-- Written exercise --
Only the pictures stay out; every record is to be quoted exactly.

★ ★ ★ ★ ★

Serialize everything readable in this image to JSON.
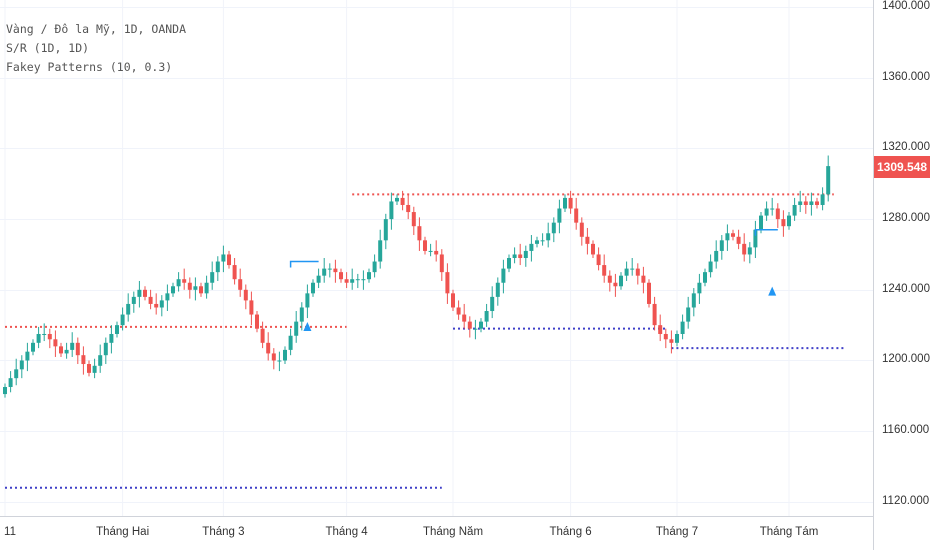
{
  "legend": {
    "symbol": "Vàng / Đô la Mỹ, 1D, OANDA",
    "sr": "S/R (1D, 1D)",
    "fakey": "Fakey Patterns (10, 0.3)"
  },
  "last_price": "1309.548",
  "colors": {
    "up": "#26a69a",
    "down": "#ef5350",
    "support": "#3f3fc8",
    "resistance": "#ef5350",
    "fakey": "#2196f3"
  },
  "chart_data": {
    "type": "candlestick",
    "y_ticks": [
      "1400.000",
      "1360.000",
      "1320.000",
      "1280.000",
      "1240.000",
      "1200.000",
      "1160.000",
      "1120.000"
    ],
    "y_tick_values": [
      1400,
      1360,
      1320,
      1280,
      1240,
      1200,
      1160,
      1120
    ],
    "ylim": [
      1112,
      1404
    ],
    "x_ticks": [
      "11",
      "Tháng Hai",
      "Tháng 3",
      "Tháng 4",
      "Tháng Năm",
      "Tháng 6",
      "Tháng 7",
      "Tháng Tám"
    ],
    "x_tick_index": [
      0,
      21,
      39,
      61,
      80,
      101,
      120,
      140
    ],
    "close_series": [
      1185,
      1190,
      1195,
      1200,
      1205,
      1210,
      1215,
      1215,
      1212,
      1208,
      1204,
      1206,
      1210,
      1203,
      1198,
      1193,
      1197,
      1203,
      1210,
      1215,
      1220,
      1226,
      1232,
      1236,
      1240,
      1236,
      1232,
      1230,
      1234,
      1238,
      1242,
      1246,
      1244,
      1240,
      1242,
      1238,
      1244,
      1250,
      1256,
      1260,
      1254,
      1246,
      1240,
      1234,
      1226,
      1218,
      1210,
      1204,
      1200,
      1200,
      1206,
      1214,
      1222,
      1230,
      1238,
      1244,
      1248,
      1252,
      1252,
      1250,
      1246,
      1244,
      1246,
      1246,
      1246,
      1250,
      1256,
      1268,
      1280,
      1290,
      1292,
      1288,
      1284,
      1276,
      1268,
      1262,
      1262,
      1260,
      1250,
      1238,
      1230,
      1226,
      1222,
      1218,
      1218,
      1222,
      1228,
      1236,
      1244,
      1252,
      1258,
      1260,
      1258,
      1262,
      1266,
      1268,
      1268,
      1272,
      1278,
      1286,
      1292,
      1286,
      1278,
      1270,
      1266,
      1260,
      1254,
      1248,
      1244,
      1242,
      1248,
      1252,
      1252,
      1248,
      1244,
      1232,
      1220,
      1215,
      1212,
      1210,
      1215,
      1222,
      1230,
      1238,
      1244,
      1250,
      1256,
      1262,
      1268,
      1272,
      1270,
      1266,
      1260,
      1264,
      1274,
      1282,
      1286,
      1286,
      1280,
      1276,
      1282,
      1288,
      1290,
      1288,
      1290,
      1288,
      1294,
      1310
    ],
    "resistance": [
      {
        "price": 1219,
        "from": 0,
        "to": 61
      },
      {
        "price": 1294,
        "from": 62,
        "to": 148
      }
    ],
    "support": [
      {
        "price": 1218,
        "from": 80,
        "to": 118
      },
      {
        "price": 1128,
        "from": 0,
        "to": 78
      },
      {
        "price": 1207,
        "from": 119,
        "to": 150
      }
    ],
    "fakey_signals": [
      {
        "index": 54,
        "price": 1232
      },
      {
        "index": 137,
        "price": 1252
      }
    ],
    "fakey_brackets": [
      {
        "from": 51,
        "to": 56,
        "price": 1256
      },
      {
        "from": 134,
        "to": 138,
        "price": 1274
      }
    ],
    "last_close": 1309.548
  }
}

★ ★ ★ ★ ★

-- Task response --
Serialize everything readable in this image to JSON.
{
  "legend": {
    "symbol": "Vàng / Đô la Mỹ, 1D, OANDA",
    "sr": "S/R (1D, 1D)",
    "fakey": "Fakey Patterns (10, 0.3)"
  },
  "last_price": "1309.548",
  "colors": {
    "up": "#26a69a",
    "down": "#ef5350",
    "support": "#3f3fc8",
    "resistance": "#ef5350",
    "fakey": "#2196f3"
  },
  "chart_data": {
    "type": "candlestick",
    "y_ticks": [
      "1400.000",
      "1360.000",
      "1320.000",
      "1280.000",
      "1240.000",
      "1200.000",
      "1160.000",
      "1120.000"
    ],
    "y_tick_values": [
      1400,
      1360,
      1320,
      1280,
      1240,
      1200,
      1160,
      1120
    ],
    "ylim": [
      1112,
      1404
    ],
    "x_ticks": [
      "11",
      "Tháng Hai",
      "Tháng 3",
      "Tháng 4",
      "Tháng Năm",
      "Tháng 6",
      "Tháng 7",
      "Tháng Tám"
    ],
    "x_tick_index": [
      0,
      21,
      39,
      61,
      80,
      101,
      120,
      140
    ],
    "close_series": [
      1185,
      1190,
      1195,
      1200,
      1205,
      1210,
      1215,
      1215,
      1212,
      1208,
      1204,
      1206,
      1210,
      1203,
      1198,
      1193,
      1197,
      1203,
      1210,
      1215,
      1220,
      1226,
      1232,
      1236,
      1240,
      1236,
      1232,
      1230,
      1234,
      1238,
      1242,
      1246,
      1244,
      1240,
      1242,
      1238,
      1244,
      1250,
      1256,
      1260,
      1254,
      1246,
      1240,
      1234,
      1226,
      1218,
      1210,
      1204,
      1200,
      1200,
      1206,
      1214,
      1222,
      1230,
      1238,
      1244,
      1248,
      1252,
      1252,
      1250,
      1246,
      1244,
      1246,
      1246,
      1246,
      1250,
      1256,
      1268,
      1280,
      1290,
      1292,
      1288,
      1284,
      1276,
      1268,
      1262,
      1262,
      1260,
      1250,
      1238,
      1230,
      1226,
      1222,
      1218,
      1218,
      1222,
      1228,
      1236,
      1244,
      1252,
      1258,
      1260,
      1258,
      1262,
      1266,
      1268,
      1268,
      1272,
      1278,
      1286,
      1292,
      1286,
      1278,
      1270,
      1266,
      1260,
      1254,
      1248,
      1244,
      1242,
      1248,
      1252,
      1252,
      1248,
      1244,
      1232,
      1220,
      1215,
      1212,
      1210,
      1215,
      1222,
      1230,
      1238,
      1244,
      1250,
      1256,
      1262,
      1268,
      1272,
      1270,
      1266,
      1260,
      1264,
      1274,
      1282,
      1286,
      1286,
      1280,
      1276,
      1282,
      1288,
      1290,
      1288,
      1290,
      1288,
      1294,
      1310
    ],
    "resistance": [
      {
        "price": 1219,
        "from": 0,
        "to": 61
      },
      {
        "price": 1294,
        "from": 62,
        "to": 148
      }
    ],
    "support": [
      {
        "price": 1218,
        "from": 80,
        "to": 118
      },
      {
        "price": 1128,
        "from": 0,
        "to": 78
      },
      {
        "price": 1207,
        "from": 119,
        "to": 150
      }
    ],
    "fakey_signals": [
      {
        "index": 54,
        "price": 1232
      },
      {
        "index": 137,
        "price": 1252
      }
    ],
    "fakey_brackets": [
      {
        "from": 51,
        "to": 56,
        "price": 1256
      },
      {
        "from": 134,
        "to": 138,
        "price": 1274
      }
    ],
    "last_close": 1309.548
  }
}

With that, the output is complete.